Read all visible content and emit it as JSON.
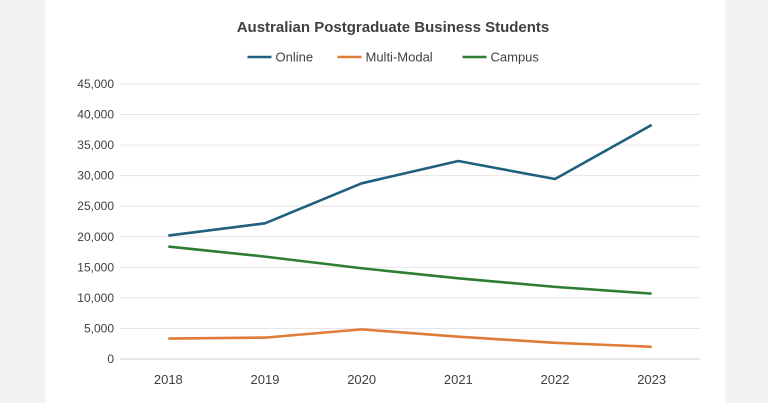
{
  "chart_data": {
    "type": "line",
    "title": "Australian Postgraduate Business Students",
    "categories": [
      "2018",
      "2019",
      "2020",
      "2021",
      "2022",
      "2023"
    ],
    "ylim": [
      0,
      45000
    ],
    "yticks": [
      0,
      5000,
      10000,
      15000,
      20000,
      25000,
      30000,
      35000,
      40000,
      45000
    ],
    "ytick_labels": [
      "0",
      "5,000",
      "10,000",
      "15,000",
      "20,000",
      "25,000",
      "30,000",
      "35,000",
      "40,000",
      "45,000"
    ],
    "grid": true,
    "legend_position": "top",
    "series": [
      {
        "name": "Online",
        "color": "#1f5f7f",
        "values": [
          20200,
          22200,
          28750,
          32400,
          29450,
          38300
        ]
      },
      {
        "name": "Multi-Modal",
        "color": "#e07b39",
        "values": [
          3350,
          3500,
          4850,
          3650,
          2650,
          2000
        ]
      },
      {
        "name": "Campus",
        "color": "#2e7d32",
        "values": [
          18400,
          16750,
          14850,
          13200,
          11800,
          10700
        ]
      }
    ]
  }
}
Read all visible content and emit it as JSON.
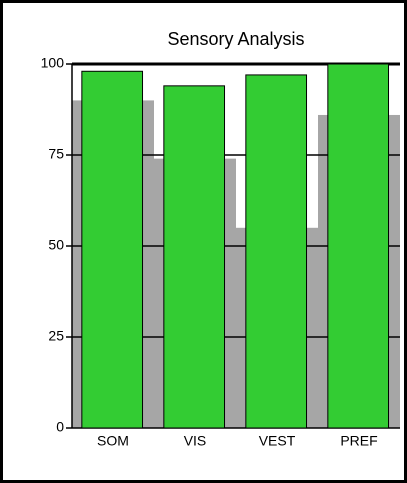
{
  "chart_data": {
    "type": "bar",
    "title": "Sensory Analysis",
    "categories": [
      "SOM",
      "VIS",
      "VEST",
      "PREF"
    ],
    "series": [
      {
        "color": "#a6a6a6",
        "values": [
          90,
          74,
          55,
          86
        ]
      },
      {
        "color": "#33cc33",
        "values": [
          98,
          94,
          97,
          100
        ]
      }
    ],
    "ylim": [
      0,
      100
    ],
    "yticks": [
      0,
      25,
      50,
      75,
      100
    ],
    "grid": true
  }
}
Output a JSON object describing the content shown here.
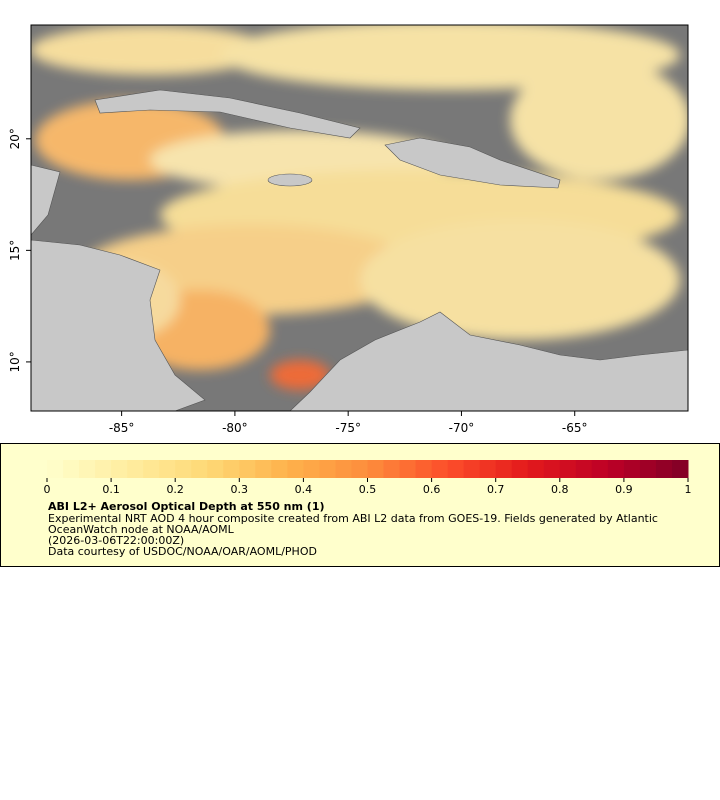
{
  "map": {
    "xlim": [
      -89,
      -60
    ],
    "ylim": [
      7.8,
      25.1
    ],
    "xticks": [
      {
        "value": -85,
        "label": "-85°"
      },
      {
        "value": -80,
        "label": "-80°"
      },
      {
        "value": -75,
        "label": "-75°"
      },
      {
        "value": -70,
        "label": "-70°"
      },
      {
        "value": -65,
        "label": "-65°"
      }
    ],
    "yticks": [
      {
        "value": 10,
        "label": "10°"
      },
      {
        "value": 15,
        "label": "15°"
      },
      {
        "value": 20,
        "label": "20°"
      }
    ]
  },
  "colorbar": {
    "lim": [
      0,
      1
    ],
    "ticks": [
      0,
      0.1,
      0.2,
      0.3,
      0.4,
      0.5,
      0.6,
      0.7,
      0.8,
      0.9,
      1
    ],
    "colors": [
      "#ffffcc",
      "#ffeda0",
      "#fed976",
      "#feb24c",
      "#fd8d3c",
      "#fc4e2a",
      "#e31a1c",
      "#bd0026",
      "#800026"
    ]
  },
  "legend": {
    "title": "ABI L2+ Aerosol Optical Depth at 550 nm (1)",
    "lines": [
      "Experimental NRT AOD 4 hour composite created from ABI L2 data from GOES-19. Fields generated by Atlantic",
      "OceanWatch node at NOAA/AOML",
      "(2026-03-06T22:00:00Z)",
      "Data courtesy of USDOC/NOAA/OAR/AOML/PHOD"
    ]
  }
}
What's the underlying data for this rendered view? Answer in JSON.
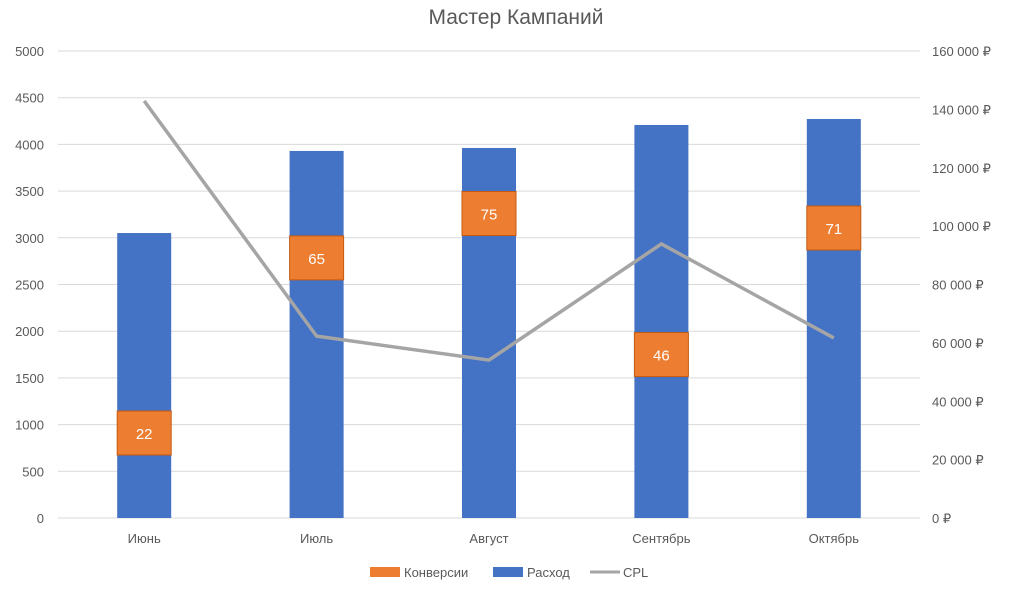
{
  "chart_data": {
    "type": "bar",
    "title": "Мастер Кампаний",
    "categories": [
      "Июнь",
      "Июль",
      "Август",
      "Сентябрь",
      "Октябрь"
    ],
    "y_left": {
      "range": [
        0,
        5000
      ],
      "ticks": [
        "0",
        "500",
        "1000",
        "1500",
        "2000",
        "2500",
        "3000",
        "3500",
        "4000",
        "4500",
        "5000"
      ]
    },
    "y_right": {
      "range": [
        0,
        160000
      ],
      "ticks": [
        "0 ₽",
        "20 000 ₽",
        "40 000 ₽",
        "60 000 ₽",
        "80 000 ₽",
        "100 000 ₽",
        "120 000 ₽",
        "140 000 ₽",
        "160 000 ₽"
      ]
    },
    "grid": true,
    "legend_position": "bottom",
    "series": [
      {
        "name": "Конверсии",
        "type": "label-box",
        "axis": "left",
        "values": [
          22,
          65,
          75,
          46,
          71
        ],
        "label_positions": [
          910,
          2785,
          3260,
          1750,
          3105
        ],
        "color": "#ED7D31"
      },
      {
        "name": "Расход",
        "type": "bar",
        "axis": "left",
        "values": [
          3051,
          3930,
          3962,
          4208,
          4272
        ],
        "color": "#4472C4"
      },
      {
        "name": "CPL",
        "type": "line",
        "axis": "right",
        "values": [
          142900,
          62300,
          54100,
          93900,
          61700
        ],
        "color": "#A5A5A5"
      }
    ]
  }
}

════

TASK DESCRIPTION:
Gather up the lines that contain the word "name".

THE RESULT:
        "name": "Online",
        "name": "Multi-Modal",
        "name": "Campus",
        "name": "Конверсии",
        "name": "Расход",
        "name": "CPL",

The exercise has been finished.